#### [Data records]
....

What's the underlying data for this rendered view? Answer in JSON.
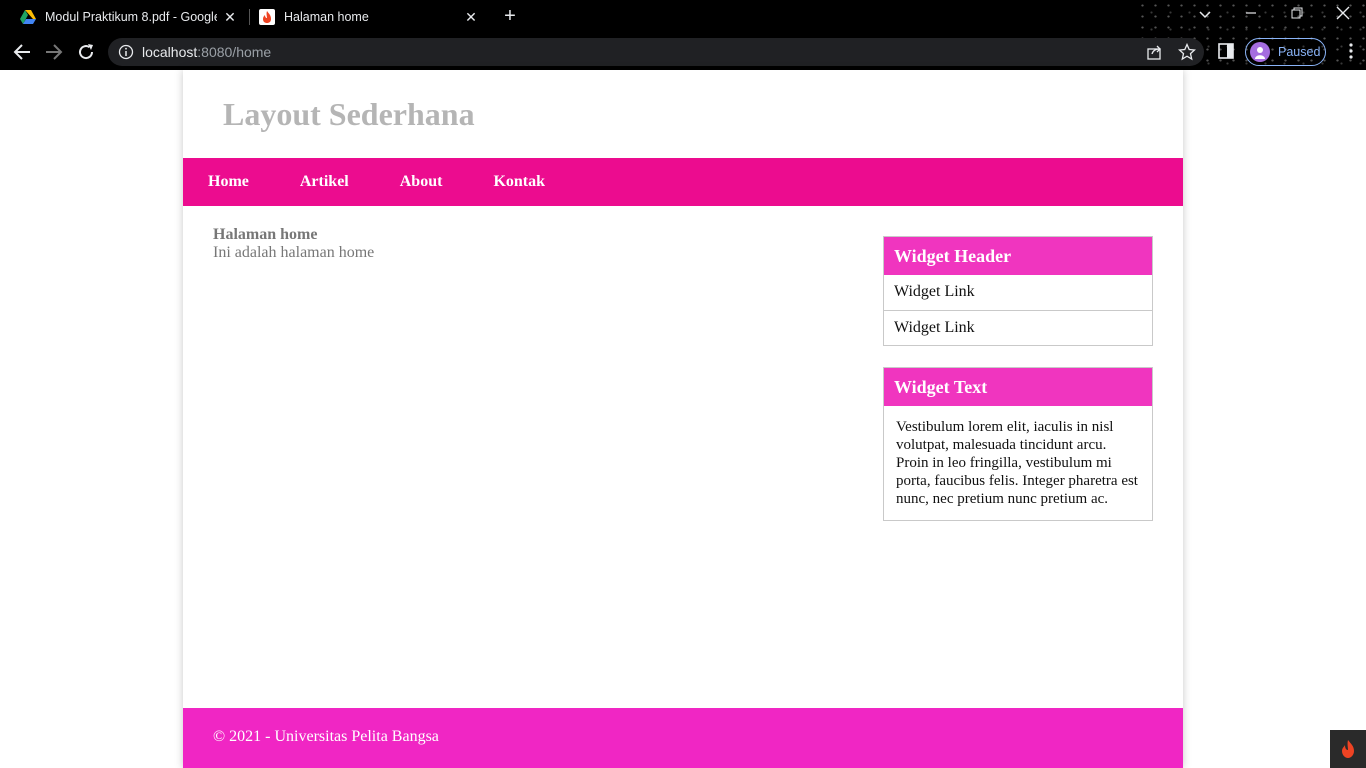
{
  "browser": {
    "tabs": [
      {
        "title": "Modul Praktikum 8.pdf - Google",
        "favicon": "google-drive-icon",
        "active": false
      },
      {
        "title": "Halaman home",
        "favicon": "codeigniter-flame-icon",
        "active": true
      }
    ],
    "url_host": "localhost",
    "url_path": ":8080/home",
    "profile_label": "Paused"
  },
  "site": {
    "title": "Layout Sederhana",
    "nav": [
      "Home",
      "Artikel",
      "About",
      "Kontak"
    ],
    "content": {
      "heading": "Halaman home",
      "text": "Ini adalah halaman home"
    },
    "widget_header": {
      "title": "Widget Header",
      "links": [
        "Widget Link",
        "Widget Link"
      ]
    },
    "widget_text": {
      "title": "Widget Text",
      "body": "Vestibulum lorem elit, iaculis in nisl volutpat, malesuada tincidunt arcu. Proin in leo fringilla, vestibulum mi porta, faucibus felis. Integer pharetra est nunc, nec pretium nunc pretium ac."
    },
    "footer": "© 2021 - Universitas Pelita Bangsa"
  },
  "colors": {
    "nav_bg": "#ec0c8f",
    "widget_head_bg": "#f035bf",
    "footer_bg": "#f026c4",
    "title_color": "#b5b5b5"
  }
}
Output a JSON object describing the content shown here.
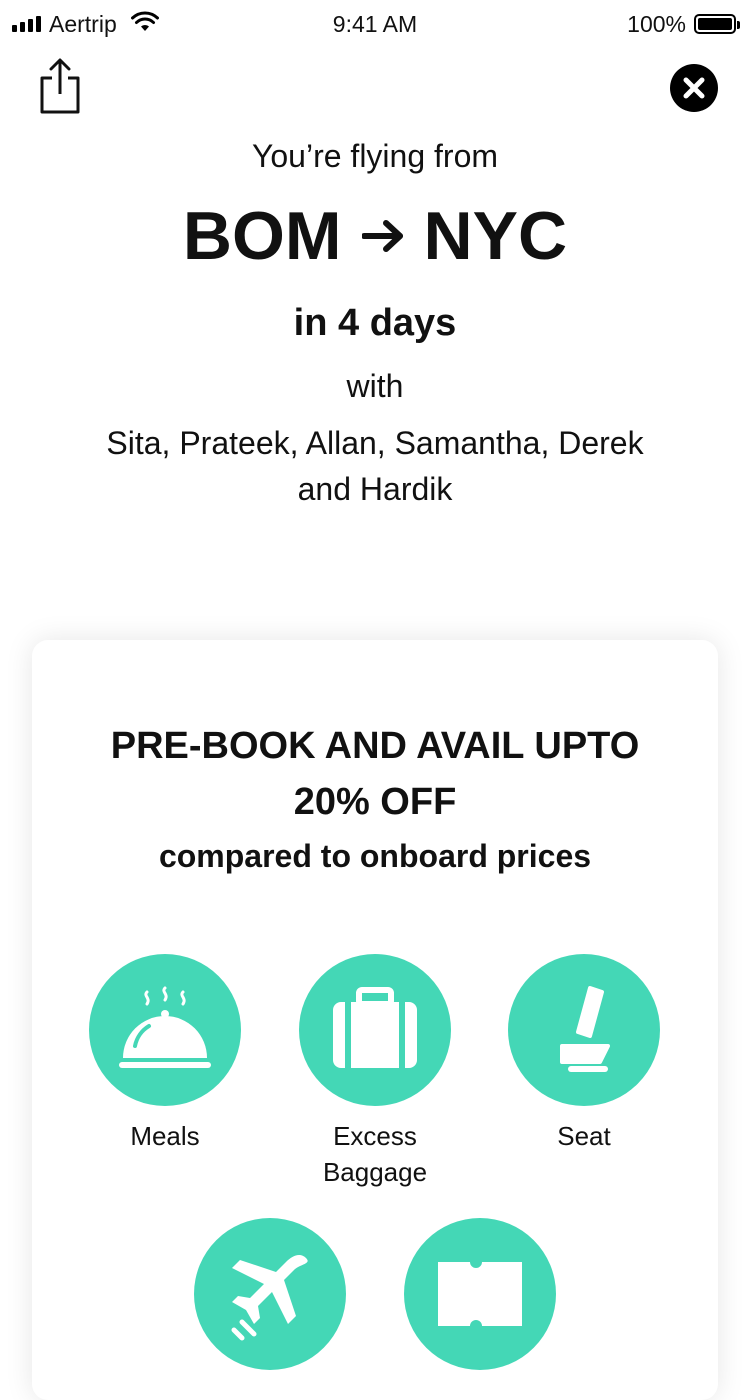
{
  "status_bar": {
    "carrier": "Aertrip",
    "time": "9:41 AM",
    "battery": "100%"
  },
  "header": {
    "intro": "You’re flying from",
    "origin": "BOM",
    "destination": "NYC",
    "duration": "in 4 days",
    "with": "with",
    "travellers": "Sita, Prateek, Allan, Samantha, Derek and Hardik"
  },
  "icons": {
    "share": "share-icon",
    "close": "close-icon",
    "arrow": "arrow-right-icon"
  },
  "promo": {
    "title": "PRE-BOOK AND AVAIL UPTO 20% OFF",
    "subtitle": "compared to onboard prices"
  },
  "addons": [
    {
      "label": "Meals",
      "icon": "meal-cloche-icon"
    },
    {
      "label": "Excess Baggage",
      "icon": "suitcase-icon"
    },
    {
      "label": "Seat",
      "icon": "seat-icon"
    },
    {
      "label": "",
      "icon": "plane-tools-icon"
    },
    {
      "label": "",
      "icon": "ticket-icon"
    }
  ],
  "colors": {
    "accent": "#44d7b6",
    "text": "#111111",
    "background": "#ffffff"
  }
}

....

#### [Direction]
Work out how many lines of the data above contain the string "favicon" and give the number alone.

#### [Completed task]
2